Extracted data entries:
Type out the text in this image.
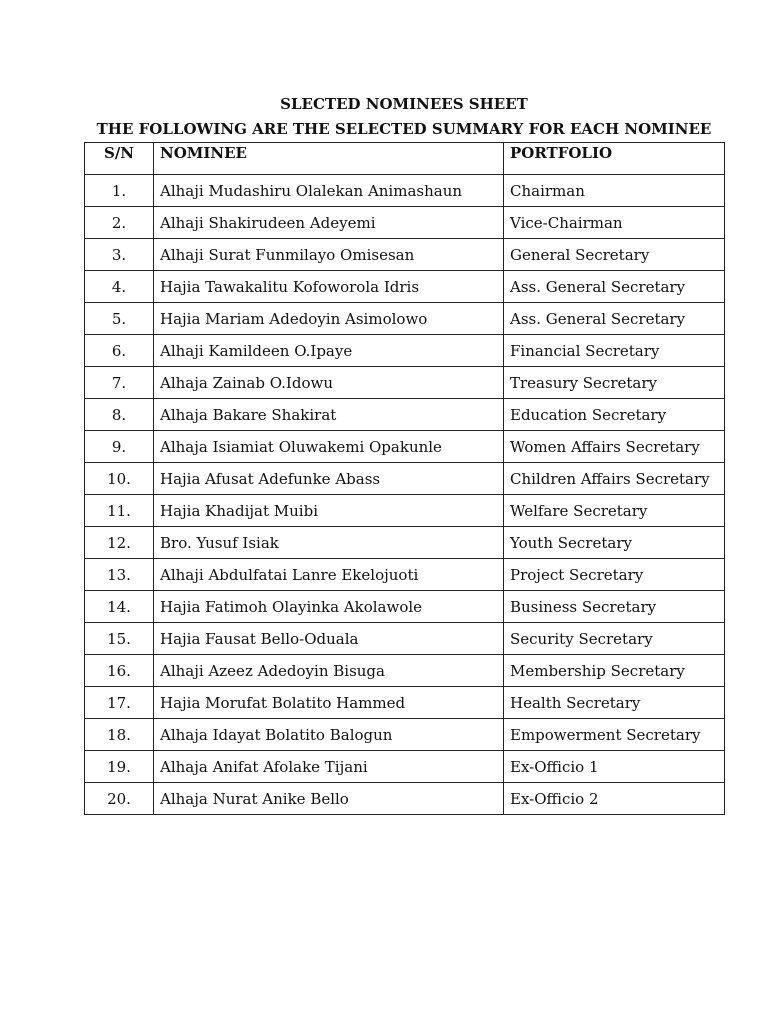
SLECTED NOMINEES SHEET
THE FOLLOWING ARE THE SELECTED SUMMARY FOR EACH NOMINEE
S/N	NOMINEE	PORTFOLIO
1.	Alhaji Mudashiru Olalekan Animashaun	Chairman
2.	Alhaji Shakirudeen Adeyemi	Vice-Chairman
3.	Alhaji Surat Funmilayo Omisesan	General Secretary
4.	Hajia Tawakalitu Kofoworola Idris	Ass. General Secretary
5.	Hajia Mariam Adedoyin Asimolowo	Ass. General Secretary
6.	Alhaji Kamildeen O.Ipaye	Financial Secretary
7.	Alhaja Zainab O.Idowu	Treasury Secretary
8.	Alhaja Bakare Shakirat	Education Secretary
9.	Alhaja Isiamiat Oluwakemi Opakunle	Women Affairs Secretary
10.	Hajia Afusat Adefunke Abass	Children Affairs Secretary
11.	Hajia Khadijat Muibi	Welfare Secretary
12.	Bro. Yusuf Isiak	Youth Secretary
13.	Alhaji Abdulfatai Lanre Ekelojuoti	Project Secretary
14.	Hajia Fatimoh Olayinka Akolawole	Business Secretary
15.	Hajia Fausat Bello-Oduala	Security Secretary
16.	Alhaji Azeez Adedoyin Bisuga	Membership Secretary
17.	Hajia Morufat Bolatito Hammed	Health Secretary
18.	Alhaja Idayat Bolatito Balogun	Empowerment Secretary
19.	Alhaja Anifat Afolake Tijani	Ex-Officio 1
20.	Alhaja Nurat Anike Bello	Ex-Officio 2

EXERCISE PROMPT: Write every record out again exactly; no pictures belong in the copy.

FINISHED TASK:
Type out the text in this image.
SLECTED NOMINEES SHEET
THE FOLLOWING ARE THE SELECTED SUMMARY FOR EACH NOMINEE
S/N	NOMINEE	PORTFOLIO
1.	Alhaji Mudashiru Olalekan Animashaun	Chairman
2.	Alhaji Shakirudeen Adeyemi	Vice-Chairman
3.	Alhaji Surat Funmilayo Omisesan	General Secretary
4.	Hajia Tawakalitu Kofoworola Idris	Ass. General Secretary
5.	Hajia Mariam Adedoyin Asimolowo	Ass. General Secretary
6.	Alhaji Kamildeen O.Ipaye	Financial Secretary
7.	Alhaja Zainab O.Idowu	Treasury Secretary
8.	Alhaja Bakare Shakirat	Education Secretary
9.	Alhaja Isiamiat Oluwakemi Opakunle	Women Affairs Secretary
10.	Hajia Afusat Adefunke Abass	Children Affairs Secretary
11.	Hajia Khadijat Muibi	Welfare Secretary
12.	Bro. Yusuf Isiak	Youth Secretary
13.	Alhaji Abdulfatai Lanre Ekelojuoti	Project Secretary
14.	Hajia Fatimoh Olayinka Akolawole	Business Secretary
15.	Hajia Fausat Bello-Oduala	Security Secretary
16.	Alhaji Azeez Adedoyin Bisuga	Membership Secretary
17.	Hajia Morufat Bolatito Hammed	Health Secretary
18.	Alhaja Idayat Bolatito Balogun	Empowerment Secretary
19.	Alhaja Anifat Afolake Tijani	Ex-Officio 1
20.	Alhaja Nurat Anike Bello	Ex-Officio 2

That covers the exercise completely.